### TASK GOAL:
Output every line of the data exactly as it appears.

--- START PROVIDED INFORMATION ---

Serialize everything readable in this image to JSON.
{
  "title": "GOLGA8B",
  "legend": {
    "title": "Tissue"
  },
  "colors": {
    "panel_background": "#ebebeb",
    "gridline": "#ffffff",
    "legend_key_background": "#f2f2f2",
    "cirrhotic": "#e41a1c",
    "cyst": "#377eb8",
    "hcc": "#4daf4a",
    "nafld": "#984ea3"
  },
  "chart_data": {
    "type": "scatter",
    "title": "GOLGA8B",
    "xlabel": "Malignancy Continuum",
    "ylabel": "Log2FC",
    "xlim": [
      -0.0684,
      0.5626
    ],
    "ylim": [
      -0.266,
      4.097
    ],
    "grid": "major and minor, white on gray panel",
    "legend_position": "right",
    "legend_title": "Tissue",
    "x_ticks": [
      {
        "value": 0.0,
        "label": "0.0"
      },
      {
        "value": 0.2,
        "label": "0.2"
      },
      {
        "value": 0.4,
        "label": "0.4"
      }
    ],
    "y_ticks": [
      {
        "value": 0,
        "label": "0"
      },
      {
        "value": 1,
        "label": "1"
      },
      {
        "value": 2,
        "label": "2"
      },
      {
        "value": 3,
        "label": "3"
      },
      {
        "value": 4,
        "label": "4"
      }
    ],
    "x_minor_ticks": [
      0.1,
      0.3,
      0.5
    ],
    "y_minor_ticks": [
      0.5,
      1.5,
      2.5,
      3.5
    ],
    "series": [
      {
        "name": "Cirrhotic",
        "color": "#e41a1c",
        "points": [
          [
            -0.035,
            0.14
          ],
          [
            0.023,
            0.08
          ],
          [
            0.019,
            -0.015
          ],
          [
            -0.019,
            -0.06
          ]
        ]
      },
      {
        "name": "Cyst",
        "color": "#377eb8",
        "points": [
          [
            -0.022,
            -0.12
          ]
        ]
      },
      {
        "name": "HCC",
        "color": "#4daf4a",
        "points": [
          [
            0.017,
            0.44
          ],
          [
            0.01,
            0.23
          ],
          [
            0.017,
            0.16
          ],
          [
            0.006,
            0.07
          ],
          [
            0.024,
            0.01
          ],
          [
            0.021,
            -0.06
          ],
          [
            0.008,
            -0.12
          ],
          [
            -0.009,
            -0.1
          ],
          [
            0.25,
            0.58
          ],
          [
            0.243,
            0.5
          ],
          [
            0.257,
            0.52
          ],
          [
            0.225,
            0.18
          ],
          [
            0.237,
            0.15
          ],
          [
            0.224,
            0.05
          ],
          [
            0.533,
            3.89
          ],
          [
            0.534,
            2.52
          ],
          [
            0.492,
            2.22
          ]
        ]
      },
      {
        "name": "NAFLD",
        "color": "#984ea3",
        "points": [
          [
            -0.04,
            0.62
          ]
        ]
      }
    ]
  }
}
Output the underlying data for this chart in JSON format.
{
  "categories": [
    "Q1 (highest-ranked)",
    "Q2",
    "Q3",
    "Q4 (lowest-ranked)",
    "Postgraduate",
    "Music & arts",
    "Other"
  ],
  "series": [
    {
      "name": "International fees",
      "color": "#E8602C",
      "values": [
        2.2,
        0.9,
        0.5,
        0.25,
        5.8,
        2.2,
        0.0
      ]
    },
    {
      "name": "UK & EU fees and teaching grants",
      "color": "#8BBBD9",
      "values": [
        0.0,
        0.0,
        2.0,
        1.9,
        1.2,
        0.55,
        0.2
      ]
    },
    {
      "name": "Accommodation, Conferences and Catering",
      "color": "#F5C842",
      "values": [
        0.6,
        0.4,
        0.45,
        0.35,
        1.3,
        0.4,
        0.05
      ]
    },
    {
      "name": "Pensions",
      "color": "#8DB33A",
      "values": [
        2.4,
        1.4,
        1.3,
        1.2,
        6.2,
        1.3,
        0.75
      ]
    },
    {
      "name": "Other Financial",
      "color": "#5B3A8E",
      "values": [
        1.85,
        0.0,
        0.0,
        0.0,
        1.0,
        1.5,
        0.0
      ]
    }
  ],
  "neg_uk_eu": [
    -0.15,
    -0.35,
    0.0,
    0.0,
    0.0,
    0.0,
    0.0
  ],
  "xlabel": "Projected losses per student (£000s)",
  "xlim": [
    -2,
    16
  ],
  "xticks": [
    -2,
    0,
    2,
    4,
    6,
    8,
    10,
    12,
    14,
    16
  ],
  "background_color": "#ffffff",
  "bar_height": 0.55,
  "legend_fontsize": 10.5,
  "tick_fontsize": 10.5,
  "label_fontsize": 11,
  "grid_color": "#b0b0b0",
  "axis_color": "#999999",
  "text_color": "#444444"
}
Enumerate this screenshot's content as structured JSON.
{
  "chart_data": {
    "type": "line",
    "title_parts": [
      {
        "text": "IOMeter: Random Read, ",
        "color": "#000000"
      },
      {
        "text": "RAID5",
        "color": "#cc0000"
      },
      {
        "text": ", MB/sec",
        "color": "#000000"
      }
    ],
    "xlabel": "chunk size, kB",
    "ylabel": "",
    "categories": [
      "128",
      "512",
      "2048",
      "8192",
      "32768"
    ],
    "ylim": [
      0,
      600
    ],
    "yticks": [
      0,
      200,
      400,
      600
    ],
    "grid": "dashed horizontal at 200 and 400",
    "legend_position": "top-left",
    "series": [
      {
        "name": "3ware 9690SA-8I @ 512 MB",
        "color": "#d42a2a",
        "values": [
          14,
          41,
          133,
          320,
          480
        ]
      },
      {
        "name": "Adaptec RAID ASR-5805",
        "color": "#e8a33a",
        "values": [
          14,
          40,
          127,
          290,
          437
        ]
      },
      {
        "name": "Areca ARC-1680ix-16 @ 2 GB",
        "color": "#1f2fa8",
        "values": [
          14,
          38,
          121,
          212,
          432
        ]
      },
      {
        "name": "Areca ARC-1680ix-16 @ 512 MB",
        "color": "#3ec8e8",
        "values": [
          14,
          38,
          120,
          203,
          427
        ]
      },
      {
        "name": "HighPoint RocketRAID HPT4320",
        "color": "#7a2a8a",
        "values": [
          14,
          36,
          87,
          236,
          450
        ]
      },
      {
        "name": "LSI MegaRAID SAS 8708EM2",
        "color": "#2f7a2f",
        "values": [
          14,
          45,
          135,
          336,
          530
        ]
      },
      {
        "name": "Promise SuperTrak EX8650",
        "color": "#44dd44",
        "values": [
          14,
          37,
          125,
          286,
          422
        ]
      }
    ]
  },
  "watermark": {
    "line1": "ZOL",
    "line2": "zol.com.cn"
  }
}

--- END PROVIDED INFORMATION ---

### ANSWER BELOW:
Serialize everything readable in this image to JSON.
{
  "title": "GOLGA8B",
  "legend": {
    "title": "Tissue"
  },
  "colors": {
    "panel_background": "#ebebeb",
    "gridline": "#ffffff",
    "legend_key_background": "#f2f2f2",
    "cirrhotic": "#e41a1c",
    "cyst": "#377eb8",
    "hcc": "#4daf4a",
    "nafld": "#984ea3"
  },
  "chart_data": {
    "type": "scatter",
    "title": "GOLGA8B",
    "xlabel": "Malignancy Continuum",
    "ylabel": "Log2FC",
    "xlim": [
      -0.0684,
      0.5626
    ],
    "ylim": [
      -0.266,
      4.097
    ],
    "grid": "major and minor, white on gray panel",
    "legend_position": "right",
    "legend_title": "Tissue",
    "x_ticks": [
      {
        "value": 0.0,
        "label": "0.0"
      },
      {
        "value": 0.2,
        "label": "0.2"
      },
      {
        "value": 0.4,
        "label": "0.4"
      }
    ],
    "y_ticks": [
      {
        "value": 0,
        "label": "0"
      },
      {
        "value": 1,
        "label": "1"
      },
      {
        "value": 2,
        "label": "2"
      },
      {
        "value": 3,
        "label": "3"
      },
      {
        "value": 4,
        "label": "4"
      }
    ],
    "x_minor_ticks": [
      0.1,
      0.3,
      0.5
    ],
    "y_minor_ticks": [
      0.5,
      1.5,
      2.5,
      3.5
    ],
    "series": [
      {
        "name": "Cirrhotic",
        "color": "#e41a1c",
        "points": [
          [
            -0.035,
            0.14
          ],
          [
            0.023,
            0.08
          ],
          [
            0.019,
            -0.015
          ],
          [
            -0.019,
            -0.06
          ]
        ]
      },
      {
        "name": "Cyst",
        "color": "#377eb8",
        "points": [
          [
            -0.022,
            -0.12
          ]
        ]
      },
      {
        "name": "HCC",
        "color": "#4daf4a",
        "points": [
          [
            0.017,
            0.44
          ],
          [
            0.01,
            0.23
          ],
          [
            0.017,
            0.16
          ],
          [
            0.006,
            0.07
          ],
          [
            0.024,
            0.01
          ],
          [
            0.021,
            -0.06
          ],
          [
            0.008,
            -0.12
          ],
          [
            -0.009,
            -0.1
          ],
          [
            0.25,
            0.58
          ],
          [
            0.243,
            0.5
          ],
          [
            0.257,
            0.52
          ],
          [
            0.225,
            0.18
          ],
          [
            0.237,
            0.15
          ],
          [
            0.224,
            0.05
          ],
          [
            0.533,
            3.89
          ],
          [
            0.534,
            2.52
          ],
          [
            0.492,
            2.22
          ]
        ]
      },
      {
        "name": "NAFLD",
        "color": "#984ea3",
        "points": [
          [
            -0.04,
            0.62
          ]
        ]
      }
    ]
  }
}
Output the underlying data for this chart in JSON format.
{
  "categories": [
    "Q1 (highest-ranked)",
    "Q2",
    "Q3",
    "Q4 (lowest-ranked)",
    "Postgraduate",
    "Music & arts",
    "Other"
  ],
  "series": [
    {
      "name": "International fees",
      "color": "#E8602C",
      "values": [
        2.2,
        0.9,
        0.5,
        0.25,
        5.8,
        2.2,
        0.0
      ]
    },
    {
      "name": "UK & EU fees and teaching grants",
      "color": "#8BBBD9",
      "values": [
        0.0,
        0.0,
        2.0,
        1.9,
        1.2,
        0.55,
        0.2
      ]
    },
    {
      "name": "Accommodation, Conferences and Catering",
      "color": "#F5C842",
      "values": [
        0.6,
        0.4,
        0.45,
        0.35,
        1.3,
        0.4,
        0.05
      ]
    },
    {
      "name": "Pensions",
      "color": "#8DB33A",
      "values": [
        2.4,
        1.4,
        1.3,
        1.2,
        6.2,
        1.3,
        0.75
      ]
    },
    {
      "name": "Other Financial",
      "color": "#5B3A8E",
      "values": [
        1.85,
        0.0,
        0.0,
        0.0,
        1.0,
        1.5,
        0.0
      ]
    }
  ],
  "neg_uk_eu": [
    -0.15,
    -0.35,
    0.0,
    0.0,
    0.0,
    0.0,
    0.0
  ],
  "xlabel": "Projected losses per student (£000s)",
  "xlim": [
    -2,
    16
  ],
  "xticks": [
    -2,
    0,
    2,
    4,
    6,
    8,
    10,
    12,
    14,
    16
  ],
  "background_color": "#ffffff",
  "bar_height": 0.55,
  "legend_fontsize": 10.5,
  "tick_fontsize": 10.5,
  "label_fontsize": 11,
  "grid_color": "#b0b0b0",
  "axis_color": "#999999",
  "text_color": "#444444"
}
Enumerate this screenshot's content as structured JSON.
{
  "chart_data": {
    "type": "line",
    "title_parts": [
      {
        "text": "IOMeter: Random Read, ",
        "color": "#000000"
      },
      {
        "text": "RAID5",
        "color": "#cc0000"
      },
      {
        "text": ", MB/sec",
        "color": "#000000"
      }
    ],
    "xlabel": "chunk size, kB",
    "ylabel": "",
    "categories": [
      "128",
      "512",
      "2048",
      "8192",
      "32768"
    ],
    "ylim": [
      0,
      600
    ],
    "yticks": [
      0,
      200,
      400,
      600
    ],
    "grid": "dashed horizontal at 200 and 400",
    "legend_position": "top-left",
    "series": [
      {
        "name": "3ware 9690SA-8I @ 512 MB",
        "color": "#d42a2a",
        "values": [
          14,
          41,
          133,
          320,
          480
        ]
      },
      {
        "name": "Adaptec RAID ASR-5805",
        "color": "#e8a33a",
        "values": [
          14,
          40,
          127,
          290,
          437
        ]
      },
      {
        "name": "Areca ARC-1680ix-16 @ 2 GB",
        "color": "#1f2fa8",
        "values": [
          14,
          38,
          121,
          212,
          432
        ]
      },
      {
        "name": "Areca ARC-1680ix-16 @ 512 MB",
        "color": "#3ec8e8",
        "values": [
          14,
          38,
          120,
          203,
          427
        ]
      },
      {
        "name": "HighPoint RocketRAID HPT4320",
        "color": "#7a2a8a",
        "values": [
          14,
          36,
          87,
          236,
          450
        ]
      },
      {
        "name": "LSI MegaRAID SAS 8708EM2",
        "color": "#2f7a2f",
        "values": [
          14,
          45,
          135,
          336,
          530
        ]
      },
      {
        "name": "Promise SuperTrak EX8650",
        "color": "#44dd44",
        "values": [
          14,
          37,
          125,
          286,
          422
        ]
      }
    ]
  },
  "watermark": {
    "line1": "ZOL",
    "line2": "zol.com.cn"
  }
}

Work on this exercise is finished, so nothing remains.